• _Given entries_:
==================================================

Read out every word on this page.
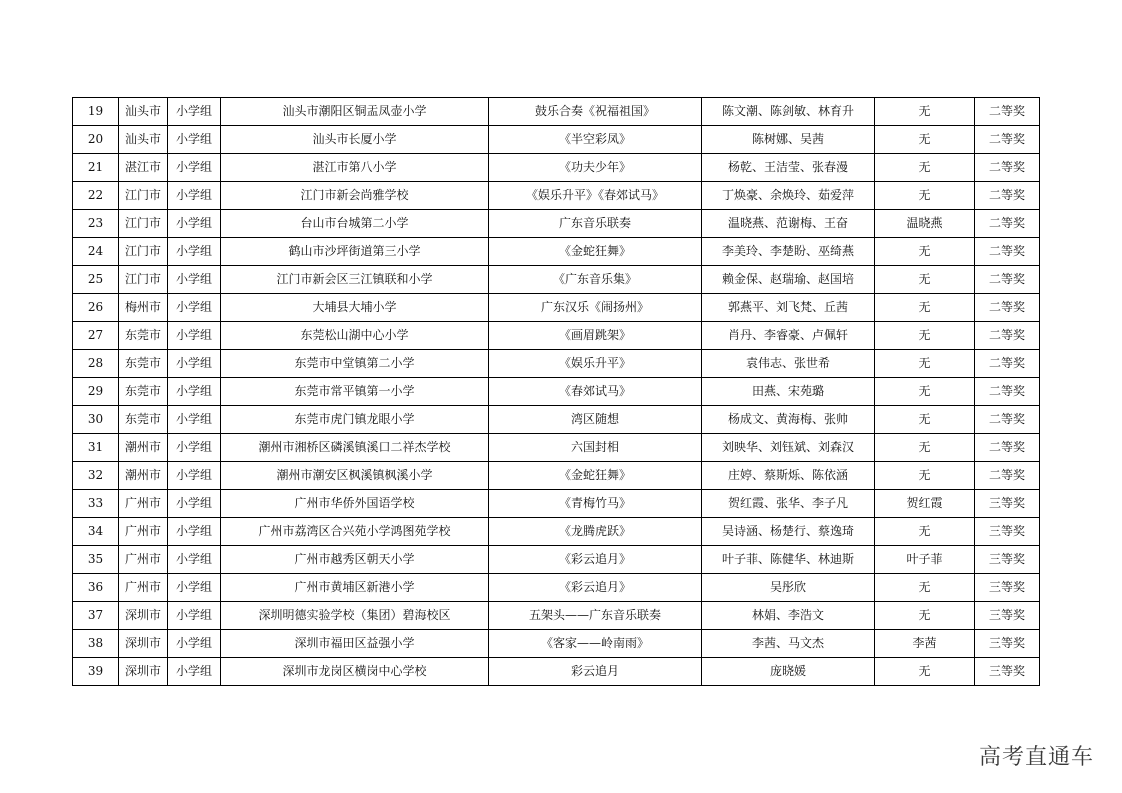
19	汕头市	小学组	汕头市潮阳区铜盂凤壶小学	鼓乐合奏《祝福祖国》	陈文潮、陈剑敏、林育升	无	二等奖
20	汕头市	小学组	汕头市长厦小学	《半空彩凤》	陈树娜、吴茜	无	二等奖
21	湛江市	小学组	湛江市第八小学	《功夫少年》	杨乾、王洁莹、张春漫	无	二等奖
22	江门市	小学组	江门市新会尚雅学校	《娱乐升平》《春郊试马》	丁焕豪、余焕玲、茹爱萍	无	二等奖
23	江门市	小学组	台山市台城第二小学	广东音乐联奏	温晓燕、范谢梅、王奋	温晓燕	二等奖
24	江门市	小学组	鹤山市沙坪街道第三小学	《金蛇狂舞》	李美玲、李楚盼、巫绮燕	无	二等奖
25	江门市	小学组	江门市新会区三江镇联和小学	《广东音乐集》	赖金保、赵瑞瑜、赵国培	无	二等奖
26	梅州市	小学组	大埔县大埔小学	广东汉乐《闹扬州》	郭燕平、刘飞梵、丘茜	无	二等奖
27	东莞市	小学组	东莞松山湖中心小学	《画眉跳架》	肖丹、李睿豪、卢佩轩	无	二等奖
28	东莞市	小学组	东莞市中堂镇第二小学	《娱乐升平》	袁伟志、张世希	无	二等奖
29	东莞市	小学组	东莞市常平镇第一小学	《春郊试马》	田燕、宋苑璐	无	二等奖
30	东莞市	小学组	东莞市虎门镇龙眼小学	湾区随想	杨成文、黄海梅、张帅	无	二等奖
31	潮州市	小学组	潮州市湘桥区磷溪镇溪口二祥杰学校	六国封相	刘映华、刘钰斌、刘森汉	无	二等奖
32	潮州市	小学组	潮州市潮安区枫溪镇枫溪小学	《金蛇狂舞》	庄婷、蔡斯烁、陈依涵	无	二等奖
33	广州市	小学组	广州市华侨外国语学校	《青梅竹马》	贺红霞、张华、李子凡	贺红霞	三等奖
34	广州市	小学组	广州市荔湾区合兴苑小学鸿图苑学校	《龙腾虎跃》	吴诗涵、杨楚行、蔡逸琦	无	三等奖
35	广州市	小学组	广州市越秀区朝天小学	《彩云追月》	叶子菲、陈健华、林迪斯	叶子菲	三等奖
36	广州市	小学组	广州市黄埔区新港小学	《彩云追月》	吴彤欣	无	三等奖
37	深圳市	小学组	深圳明德实验学校（集团）碧海校区	五架头——广东音乐联奏	林娟、李浩文	无	三等奖
38	深圳市	小学组	深圳市福田区益强小学	《客家——岭南雨》	李茜、马文杰	李茜	三等奖
39	深圳市	小学组	深圳市龙岗区横岗中心学校	彩云追月	庞晓媛	无	三等奖
高考直通车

==================================================

• _Short problem_: Pictures stay out of the copy; please restate every record above exactly.

• _Expected answer_:
Read out every word on this page.
19	汕头市	小学组	汕头市潮阳区铜盂凤壶小学	鼓乐合奏《祝福祖国》	陈文潮、陈剑敏、林育升	无	二等奖
20	汕头市	小学组	汕头市长厦小学	《半空彩凤》	陈树娜、吴茜	无	二等奖
21	湛江市	小学组	湛江市第八小学	《功夫少年》	杨乾、王洁莹、张春漫	无	二等奖
22	江门市	小学组	江门市新会尚雅学校	《娱乐升平》《春郊试马》	丁焕豪、余焕玲、茹爱萍	无	二等奖
23	江门市	小学组	台山市台城第二小学	广东音乐联奏	温晓燕、范谢梅、王奋	温晓燕	二等奖
24	江门市	小学组	鹤山市沙坪街道第三小学	《金蛇狂舞》	李美玲、李楚盼、巫绮燕	无	二等奖
25	江门市	小学组	江门市新会区三江镇联和小学	《广东音乐集》	赖金保、赵瑞瑜、赵国培	无	二等奖
26	梅州市	小学组	大埔县大埔小学	广东汉乐《闹扬州》	郭燕平、刘飞梵、丘茜	无	二等奖
27	东莞市	小学组	东莞松山湖中心小学	《画眉跳架》	肖丹、李睿豪、卢佩轩	无	二等奖
28	东莞市	小学组	东莞市中堂镇第二小学	《娱乐升平》	袁伟志、张世希	无	二等奖
29	东莞市	小学组	东莞市常平镇第一小学	《春郊试马》	田燕、宋苑璐	无	二等奖
30	东莞市	小学组	东莞市虎门镇龙眼小学	湾区随想	杨成文、黄海梅、张帅	无	二等奖
31	潮州市	小学组	潮州市湘桥区磷溪镇溪口二祥杰学校	六国封相	刘映华、刘钰斌、刘森汉	无	二等奖
32	潮州市	小学组	潮州市潮安区枫溪镇枫溪小学	《金蛇狂舞》	庄婷、蔡斯烁、陈依涵	无	二等奖
33	广州市	小学组	广州市华侨外国语学校	《青梅竹马》	贺红霞、张华、李子凡	贺红霞	三等奖
34	广州市	小学组	广州市荔湾区合兴苑小学鸿图苑学校	《龙腾虎跃》	吴诗涵、杨楚行、蔡逸琦	无	三等奖
35	广州市	小学组	广州市越秀区朝天小学	《彩云追月》	叶子菲、陈健华、林迪斯	叶子菲	三等奖
36	广州市	小学组	广州市黄埔区新港小学	《彩云追月》	吴彤欣	无	三等奖
37	深圳市	小学组	深圳明德实验学校（集团）碧海校区	五架头——广东音乐联奏	林娟、李浩文	无	三等奖
38	深圳市	小学组	深圳市福田区益强小学	《客家——岭南雨》	李茜、马文杰	李茜	三等奖
39	深圳市	小学组	深圳市龙岗区横岗中心学校	彩云追月	庞晓媛	无	三等奖
高考直通车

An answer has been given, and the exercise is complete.